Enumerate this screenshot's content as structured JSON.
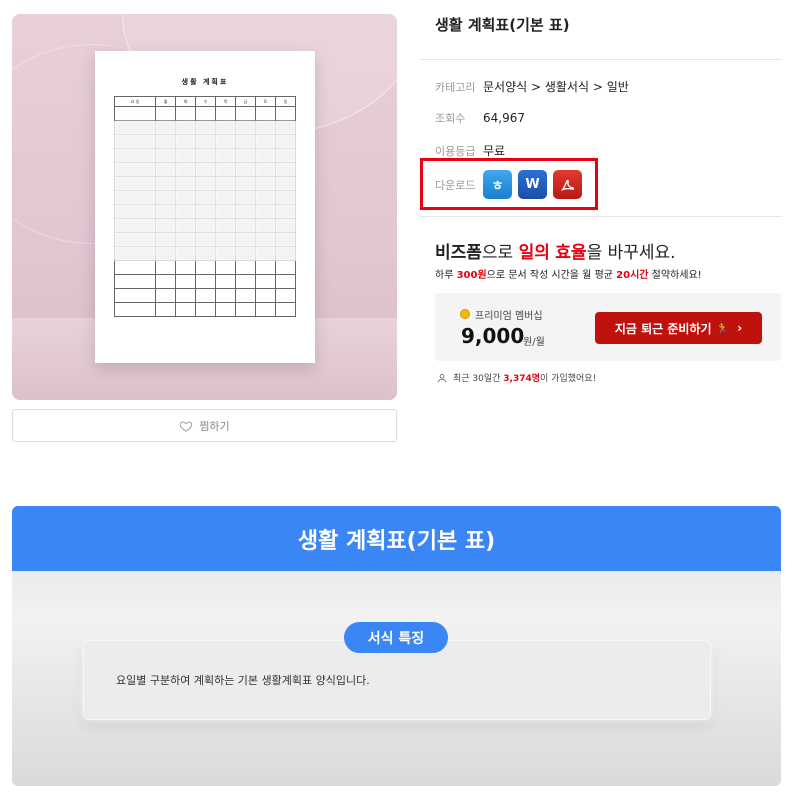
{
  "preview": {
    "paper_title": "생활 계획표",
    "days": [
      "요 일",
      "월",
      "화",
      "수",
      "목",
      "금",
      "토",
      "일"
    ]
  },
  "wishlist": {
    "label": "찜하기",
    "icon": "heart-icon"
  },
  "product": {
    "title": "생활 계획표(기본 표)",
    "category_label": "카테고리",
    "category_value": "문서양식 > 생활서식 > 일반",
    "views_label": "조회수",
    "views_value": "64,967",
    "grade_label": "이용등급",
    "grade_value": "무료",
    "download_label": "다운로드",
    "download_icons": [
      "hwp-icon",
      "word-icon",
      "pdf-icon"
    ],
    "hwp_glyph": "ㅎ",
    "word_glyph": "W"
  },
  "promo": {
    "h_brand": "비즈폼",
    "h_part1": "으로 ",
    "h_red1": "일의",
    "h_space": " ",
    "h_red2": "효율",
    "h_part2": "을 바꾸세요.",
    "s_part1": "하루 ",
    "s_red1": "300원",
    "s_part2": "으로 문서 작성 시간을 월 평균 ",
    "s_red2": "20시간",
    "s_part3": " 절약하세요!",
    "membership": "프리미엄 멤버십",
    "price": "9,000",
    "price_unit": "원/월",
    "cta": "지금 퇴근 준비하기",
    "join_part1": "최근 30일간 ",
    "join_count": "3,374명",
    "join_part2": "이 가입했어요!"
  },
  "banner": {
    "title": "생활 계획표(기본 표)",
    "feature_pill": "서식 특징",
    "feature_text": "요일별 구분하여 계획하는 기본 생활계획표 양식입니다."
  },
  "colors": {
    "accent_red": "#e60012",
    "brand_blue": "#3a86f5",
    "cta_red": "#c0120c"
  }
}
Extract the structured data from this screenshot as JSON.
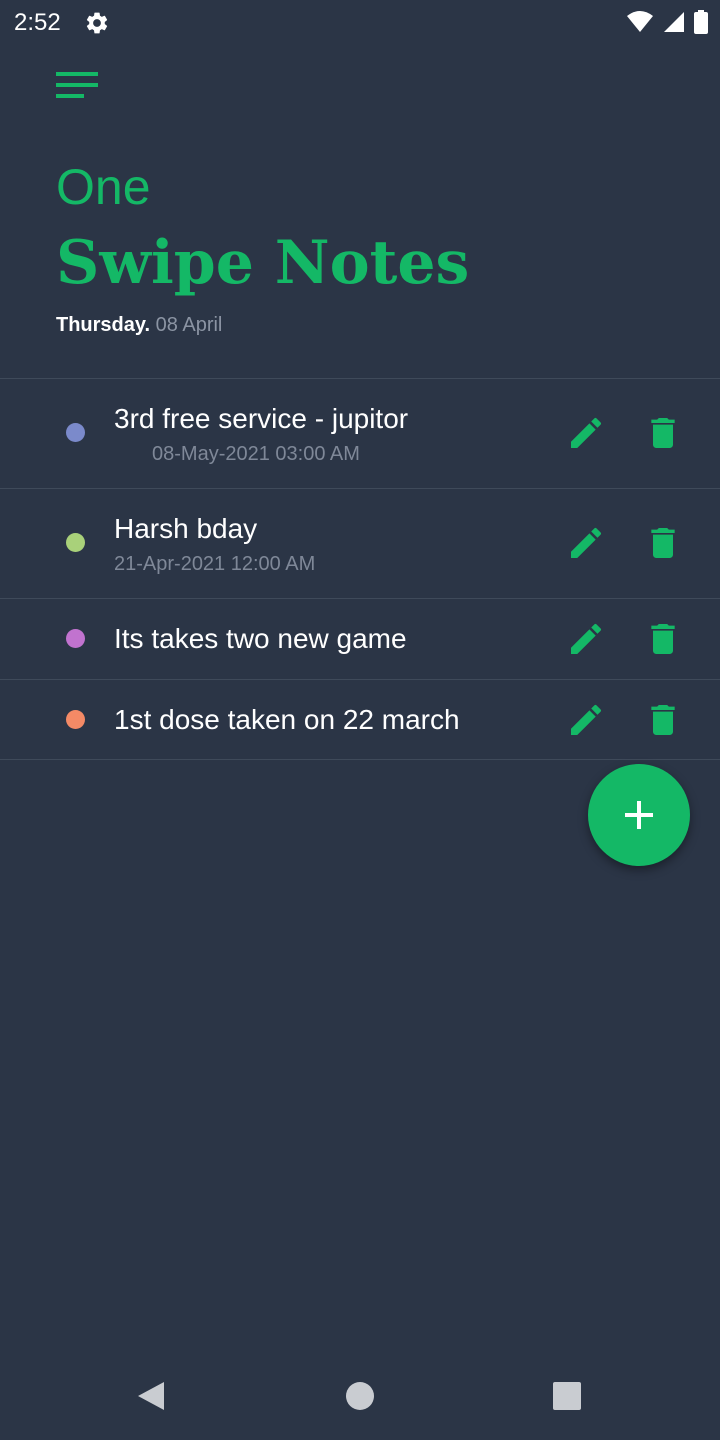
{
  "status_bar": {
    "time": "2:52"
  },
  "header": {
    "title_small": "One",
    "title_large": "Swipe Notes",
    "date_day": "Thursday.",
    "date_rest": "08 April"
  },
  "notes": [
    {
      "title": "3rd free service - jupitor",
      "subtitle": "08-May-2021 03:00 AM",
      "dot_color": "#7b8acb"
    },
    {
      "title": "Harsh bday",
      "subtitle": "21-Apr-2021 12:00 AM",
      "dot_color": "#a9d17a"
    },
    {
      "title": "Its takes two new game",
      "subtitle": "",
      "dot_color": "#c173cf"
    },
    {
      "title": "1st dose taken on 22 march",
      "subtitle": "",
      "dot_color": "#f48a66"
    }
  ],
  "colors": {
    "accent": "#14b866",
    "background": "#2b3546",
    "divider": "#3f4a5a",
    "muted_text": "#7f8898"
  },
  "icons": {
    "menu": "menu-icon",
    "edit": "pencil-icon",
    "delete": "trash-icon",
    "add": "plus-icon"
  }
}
...
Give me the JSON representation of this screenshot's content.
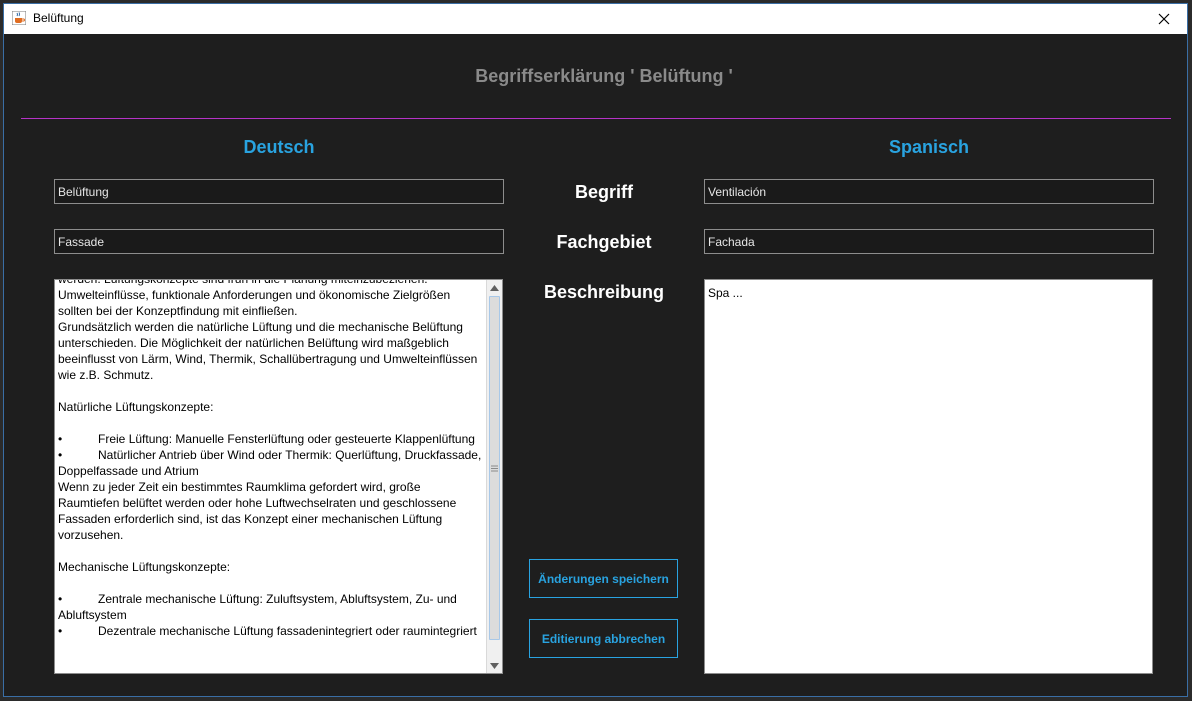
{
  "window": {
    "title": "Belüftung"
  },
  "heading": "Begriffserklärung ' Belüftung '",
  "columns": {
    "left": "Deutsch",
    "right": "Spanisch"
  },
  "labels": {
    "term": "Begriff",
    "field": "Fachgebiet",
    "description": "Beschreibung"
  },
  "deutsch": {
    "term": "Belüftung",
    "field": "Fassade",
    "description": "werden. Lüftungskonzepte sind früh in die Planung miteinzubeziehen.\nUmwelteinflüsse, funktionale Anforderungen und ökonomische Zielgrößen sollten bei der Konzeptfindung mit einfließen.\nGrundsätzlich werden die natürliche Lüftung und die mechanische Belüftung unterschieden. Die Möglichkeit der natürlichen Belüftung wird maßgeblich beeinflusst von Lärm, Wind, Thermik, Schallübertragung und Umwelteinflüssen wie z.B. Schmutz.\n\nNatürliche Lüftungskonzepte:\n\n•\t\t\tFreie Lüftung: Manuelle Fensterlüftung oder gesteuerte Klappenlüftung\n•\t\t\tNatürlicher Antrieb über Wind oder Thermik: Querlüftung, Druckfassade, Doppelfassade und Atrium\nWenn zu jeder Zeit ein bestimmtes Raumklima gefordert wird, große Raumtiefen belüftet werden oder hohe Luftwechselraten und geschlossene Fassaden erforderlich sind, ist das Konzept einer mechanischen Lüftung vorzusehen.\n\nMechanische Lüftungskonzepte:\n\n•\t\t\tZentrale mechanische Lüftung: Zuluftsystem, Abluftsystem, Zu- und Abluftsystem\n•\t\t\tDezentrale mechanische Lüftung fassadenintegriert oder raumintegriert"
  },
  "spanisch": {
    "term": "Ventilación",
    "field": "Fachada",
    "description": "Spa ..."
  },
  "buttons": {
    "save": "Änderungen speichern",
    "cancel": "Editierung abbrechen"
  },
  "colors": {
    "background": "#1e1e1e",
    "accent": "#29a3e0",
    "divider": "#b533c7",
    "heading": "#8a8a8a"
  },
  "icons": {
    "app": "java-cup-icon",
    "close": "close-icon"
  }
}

**SHORT EXERCISE**
Pick out each line above that includes "subtitle" and show it.

**RESULT FOR THIS EXERCISE**
      "subtitle": "08-May-2021 03:00 AM",
      "subtitle": "21-Apr-2021 12:00 AM",
      "subtitle": "",
      "subtitle": "",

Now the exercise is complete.